Exercise aim: In the material below, the lines containing the word "Miami" are required; copy each of them.
═════ Records for the task
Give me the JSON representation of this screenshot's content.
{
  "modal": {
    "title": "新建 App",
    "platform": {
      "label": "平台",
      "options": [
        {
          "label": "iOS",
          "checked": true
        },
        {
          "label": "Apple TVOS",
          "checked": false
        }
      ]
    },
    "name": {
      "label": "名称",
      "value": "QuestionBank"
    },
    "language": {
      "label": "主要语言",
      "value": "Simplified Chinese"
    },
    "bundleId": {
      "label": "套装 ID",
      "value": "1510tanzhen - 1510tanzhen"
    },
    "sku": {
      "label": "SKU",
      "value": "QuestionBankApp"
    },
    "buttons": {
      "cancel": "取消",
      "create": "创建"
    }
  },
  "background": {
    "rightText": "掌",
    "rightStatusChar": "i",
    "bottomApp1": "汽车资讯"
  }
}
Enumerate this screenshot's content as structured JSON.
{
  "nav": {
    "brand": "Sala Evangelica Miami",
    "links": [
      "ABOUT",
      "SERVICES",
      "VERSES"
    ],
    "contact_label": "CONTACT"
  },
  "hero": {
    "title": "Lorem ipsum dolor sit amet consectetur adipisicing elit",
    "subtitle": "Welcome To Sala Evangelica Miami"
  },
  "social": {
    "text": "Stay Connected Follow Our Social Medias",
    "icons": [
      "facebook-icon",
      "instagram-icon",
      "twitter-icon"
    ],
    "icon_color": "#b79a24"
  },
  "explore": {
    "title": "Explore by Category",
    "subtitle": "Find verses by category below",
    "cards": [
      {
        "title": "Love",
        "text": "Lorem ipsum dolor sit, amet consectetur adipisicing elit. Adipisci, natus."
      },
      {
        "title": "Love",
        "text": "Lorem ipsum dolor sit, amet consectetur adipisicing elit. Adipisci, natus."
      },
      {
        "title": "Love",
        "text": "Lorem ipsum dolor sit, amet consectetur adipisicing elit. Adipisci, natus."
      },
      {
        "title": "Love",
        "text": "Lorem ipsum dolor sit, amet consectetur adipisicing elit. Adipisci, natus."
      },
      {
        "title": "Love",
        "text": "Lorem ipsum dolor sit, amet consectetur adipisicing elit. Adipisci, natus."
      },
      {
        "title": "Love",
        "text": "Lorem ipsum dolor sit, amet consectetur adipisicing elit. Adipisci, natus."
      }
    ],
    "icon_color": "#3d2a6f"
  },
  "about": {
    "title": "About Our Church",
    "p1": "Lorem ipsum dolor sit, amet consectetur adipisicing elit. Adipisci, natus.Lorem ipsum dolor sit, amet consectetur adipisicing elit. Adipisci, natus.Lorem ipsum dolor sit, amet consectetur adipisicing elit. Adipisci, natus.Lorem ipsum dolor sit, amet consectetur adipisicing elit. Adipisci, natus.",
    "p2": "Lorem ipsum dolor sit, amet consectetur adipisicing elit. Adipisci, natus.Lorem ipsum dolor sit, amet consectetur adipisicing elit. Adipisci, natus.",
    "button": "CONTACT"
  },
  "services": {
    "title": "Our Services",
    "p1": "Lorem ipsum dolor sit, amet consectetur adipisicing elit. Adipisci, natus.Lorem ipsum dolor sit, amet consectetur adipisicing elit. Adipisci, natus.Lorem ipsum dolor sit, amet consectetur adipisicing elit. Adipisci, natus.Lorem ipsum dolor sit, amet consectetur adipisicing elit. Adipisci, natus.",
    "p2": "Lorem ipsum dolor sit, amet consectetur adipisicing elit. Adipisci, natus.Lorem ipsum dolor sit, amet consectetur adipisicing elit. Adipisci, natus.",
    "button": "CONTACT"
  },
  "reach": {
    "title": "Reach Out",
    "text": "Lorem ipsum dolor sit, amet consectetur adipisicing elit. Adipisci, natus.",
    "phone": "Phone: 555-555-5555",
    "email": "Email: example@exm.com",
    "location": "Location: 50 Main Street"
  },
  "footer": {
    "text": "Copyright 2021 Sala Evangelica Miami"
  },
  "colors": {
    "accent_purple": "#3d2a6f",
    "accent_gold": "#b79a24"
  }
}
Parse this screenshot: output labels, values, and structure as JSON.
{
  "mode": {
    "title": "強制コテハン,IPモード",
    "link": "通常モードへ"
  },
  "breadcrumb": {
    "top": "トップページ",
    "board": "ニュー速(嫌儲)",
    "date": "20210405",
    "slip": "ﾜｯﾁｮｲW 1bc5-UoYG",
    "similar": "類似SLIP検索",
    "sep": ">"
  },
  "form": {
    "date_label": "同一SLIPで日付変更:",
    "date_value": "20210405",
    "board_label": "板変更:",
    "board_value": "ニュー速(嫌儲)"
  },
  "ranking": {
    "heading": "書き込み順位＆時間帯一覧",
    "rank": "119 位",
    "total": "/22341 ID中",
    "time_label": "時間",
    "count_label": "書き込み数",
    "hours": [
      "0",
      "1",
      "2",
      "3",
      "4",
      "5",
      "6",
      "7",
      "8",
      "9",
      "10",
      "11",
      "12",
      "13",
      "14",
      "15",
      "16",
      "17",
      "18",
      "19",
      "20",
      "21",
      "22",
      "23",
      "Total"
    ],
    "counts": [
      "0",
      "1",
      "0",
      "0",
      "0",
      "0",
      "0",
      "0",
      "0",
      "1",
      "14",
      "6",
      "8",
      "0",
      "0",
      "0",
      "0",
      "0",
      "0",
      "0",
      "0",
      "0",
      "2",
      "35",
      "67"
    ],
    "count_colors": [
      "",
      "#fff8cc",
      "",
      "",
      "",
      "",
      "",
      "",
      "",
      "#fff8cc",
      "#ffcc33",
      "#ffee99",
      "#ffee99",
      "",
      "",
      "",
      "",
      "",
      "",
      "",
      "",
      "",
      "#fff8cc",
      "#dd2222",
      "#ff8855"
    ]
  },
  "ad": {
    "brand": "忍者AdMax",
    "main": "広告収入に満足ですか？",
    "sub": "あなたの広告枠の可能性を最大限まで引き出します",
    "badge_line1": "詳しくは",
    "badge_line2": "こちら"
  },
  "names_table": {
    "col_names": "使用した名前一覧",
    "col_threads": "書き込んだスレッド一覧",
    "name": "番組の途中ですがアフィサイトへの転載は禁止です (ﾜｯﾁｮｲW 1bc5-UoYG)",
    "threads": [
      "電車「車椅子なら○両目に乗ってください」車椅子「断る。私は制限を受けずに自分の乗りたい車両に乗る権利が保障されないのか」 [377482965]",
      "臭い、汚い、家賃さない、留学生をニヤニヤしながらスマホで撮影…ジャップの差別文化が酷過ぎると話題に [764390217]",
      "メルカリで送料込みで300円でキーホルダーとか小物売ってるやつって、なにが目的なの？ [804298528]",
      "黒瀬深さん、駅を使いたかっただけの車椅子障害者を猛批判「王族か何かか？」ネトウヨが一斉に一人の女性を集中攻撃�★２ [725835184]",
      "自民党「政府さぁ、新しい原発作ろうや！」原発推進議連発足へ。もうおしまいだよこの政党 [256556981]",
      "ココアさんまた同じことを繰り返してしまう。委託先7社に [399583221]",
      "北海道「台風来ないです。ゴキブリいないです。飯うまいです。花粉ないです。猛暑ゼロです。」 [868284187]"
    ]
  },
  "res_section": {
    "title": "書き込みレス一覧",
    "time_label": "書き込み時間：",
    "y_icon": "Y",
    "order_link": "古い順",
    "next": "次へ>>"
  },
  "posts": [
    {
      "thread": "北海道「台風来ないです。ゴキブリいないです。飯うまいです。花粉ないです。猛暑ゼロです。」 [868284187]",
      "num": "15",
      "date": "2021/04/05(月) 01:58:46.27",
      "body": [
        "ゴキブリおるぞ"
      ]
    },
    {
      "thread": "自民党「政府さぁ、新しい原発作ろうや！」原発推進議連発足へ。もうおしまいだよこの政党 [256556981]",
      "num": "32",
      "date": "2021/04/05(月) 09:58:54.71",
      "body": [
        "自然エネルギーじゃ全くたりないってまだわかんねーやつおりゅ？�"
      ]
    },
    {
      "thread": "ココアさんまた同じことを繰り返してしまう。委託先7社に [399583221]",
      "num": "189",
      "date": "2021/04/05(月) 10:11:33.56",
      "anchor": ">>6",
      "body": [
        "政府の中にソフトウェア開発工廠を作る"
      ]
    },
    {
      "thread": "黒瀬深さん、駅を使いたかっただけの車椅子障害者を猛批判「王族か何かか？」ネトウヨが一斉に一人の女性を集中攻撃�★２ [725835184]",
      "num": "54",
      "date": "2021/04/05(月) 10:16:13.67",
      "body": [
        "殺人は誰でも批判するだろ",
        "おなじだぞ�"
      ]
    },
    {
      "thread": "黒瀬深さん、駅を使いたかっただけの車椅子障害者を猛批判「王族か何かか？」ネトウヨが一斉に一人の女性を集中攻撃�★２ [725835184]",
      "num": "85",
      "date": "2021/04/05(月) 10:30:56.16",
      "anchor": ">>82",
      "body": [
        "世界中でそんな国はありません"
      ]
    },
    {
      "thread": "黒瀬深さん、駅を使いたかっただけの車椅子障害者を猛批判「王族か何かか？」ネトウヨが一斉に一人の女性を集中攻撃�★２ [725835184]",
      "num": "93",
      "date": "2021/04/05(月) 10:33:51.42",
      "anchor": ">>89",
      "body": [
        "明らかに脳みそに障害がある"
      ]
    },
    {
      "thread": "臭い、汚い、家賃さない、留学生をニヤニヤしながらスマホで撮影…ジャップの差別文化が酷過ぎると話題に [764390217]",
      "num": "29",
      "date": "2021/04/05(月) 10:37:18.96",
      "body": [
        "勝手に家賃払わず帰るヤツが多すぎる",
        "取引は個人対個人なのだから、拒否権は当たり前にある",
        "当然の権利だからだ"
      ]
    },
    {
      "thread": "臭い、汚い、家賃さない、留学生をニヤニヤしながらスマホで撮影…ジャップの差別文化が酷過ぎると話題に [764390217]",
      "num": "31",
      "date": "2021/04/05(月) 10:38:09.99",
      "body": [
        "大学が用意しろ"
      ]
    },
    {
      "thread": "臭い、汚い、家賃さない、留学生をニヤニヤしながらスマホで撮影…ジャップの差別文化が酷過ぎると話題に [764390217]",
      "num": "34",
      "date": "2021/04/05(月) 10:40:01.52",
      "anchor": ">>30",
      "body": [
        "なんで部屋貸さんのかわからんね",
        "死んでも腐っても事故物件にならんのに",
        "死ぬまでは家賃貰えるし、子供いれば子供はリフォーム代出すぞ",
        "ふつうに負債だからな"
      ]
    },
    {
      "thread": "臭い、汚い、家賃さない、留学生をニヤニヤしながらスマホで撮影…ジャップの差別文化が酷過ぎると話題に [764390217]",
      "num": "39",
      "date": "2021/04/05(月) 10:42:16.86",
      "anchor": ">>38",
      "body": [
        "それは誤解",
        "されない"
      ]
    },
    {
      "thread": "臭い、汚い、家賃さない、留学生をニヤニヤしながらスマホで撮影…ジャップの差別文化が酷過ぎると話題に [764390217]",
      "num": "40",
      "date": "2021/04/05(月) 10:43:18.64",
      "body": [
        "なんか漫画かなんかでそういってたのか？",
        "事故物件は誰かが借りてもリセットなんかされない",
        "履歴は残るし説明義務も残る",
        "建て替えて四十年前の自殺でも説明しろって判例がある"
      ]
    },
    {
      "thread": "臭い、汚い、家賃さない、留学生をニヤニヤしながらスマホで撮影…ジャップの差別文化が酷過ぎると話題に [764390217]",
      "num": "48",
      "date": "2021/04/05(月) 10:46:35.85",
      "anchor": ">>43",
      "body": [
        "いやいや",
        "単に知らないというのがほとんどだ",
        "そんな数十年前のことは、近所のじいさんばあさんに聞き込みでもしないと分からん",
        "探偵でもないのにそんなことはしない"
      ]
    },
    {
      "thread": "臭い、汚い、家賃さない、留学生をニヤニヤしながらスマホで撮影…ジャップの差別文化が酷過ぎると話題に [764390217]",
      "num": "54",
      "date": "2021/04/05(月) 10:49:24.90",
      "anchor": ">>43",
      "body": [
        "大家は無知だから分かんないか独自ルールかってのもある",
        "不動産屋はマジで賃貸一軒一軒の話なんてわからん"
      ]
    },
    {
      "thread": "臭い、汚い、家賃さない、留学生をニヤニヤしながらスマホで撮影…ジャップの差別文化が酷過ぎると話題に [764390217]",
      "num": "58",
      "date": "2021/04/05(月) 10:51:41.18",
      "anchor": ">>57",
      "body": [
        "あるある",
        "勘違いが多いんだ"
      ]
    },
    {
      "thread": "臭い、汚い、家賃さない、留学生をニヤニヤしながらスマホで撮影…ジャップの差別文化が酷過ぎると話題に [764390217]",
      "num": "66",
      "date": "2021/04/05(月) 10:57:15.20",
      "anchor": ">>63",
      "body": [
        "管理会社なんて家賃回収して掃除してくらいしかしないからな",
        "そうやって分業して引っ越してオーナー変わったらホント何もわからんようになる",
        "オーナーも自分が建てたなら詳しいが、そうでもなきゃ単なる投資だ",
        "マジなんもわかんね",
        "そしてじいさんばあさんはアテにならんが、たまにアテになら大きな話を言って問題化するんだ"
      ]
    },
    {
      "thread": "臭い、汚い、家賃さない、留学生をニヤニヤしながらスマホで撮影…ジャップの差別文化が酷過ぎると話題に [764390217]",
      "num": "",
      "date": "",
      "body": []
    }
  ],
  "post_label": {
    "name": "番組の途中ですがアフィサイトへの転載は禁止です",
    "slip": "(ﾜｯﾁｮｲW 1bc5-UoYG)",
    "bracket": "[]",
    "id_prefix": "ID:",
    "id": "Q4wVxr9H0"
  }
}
══════════
Exercise solution:
    "brand": "Sala Evangelica Miami",
    "subtitle": "Welcome To Sala Evangelica Miami"
    "text": "Copyright 2021 Sala Evangelica Miami"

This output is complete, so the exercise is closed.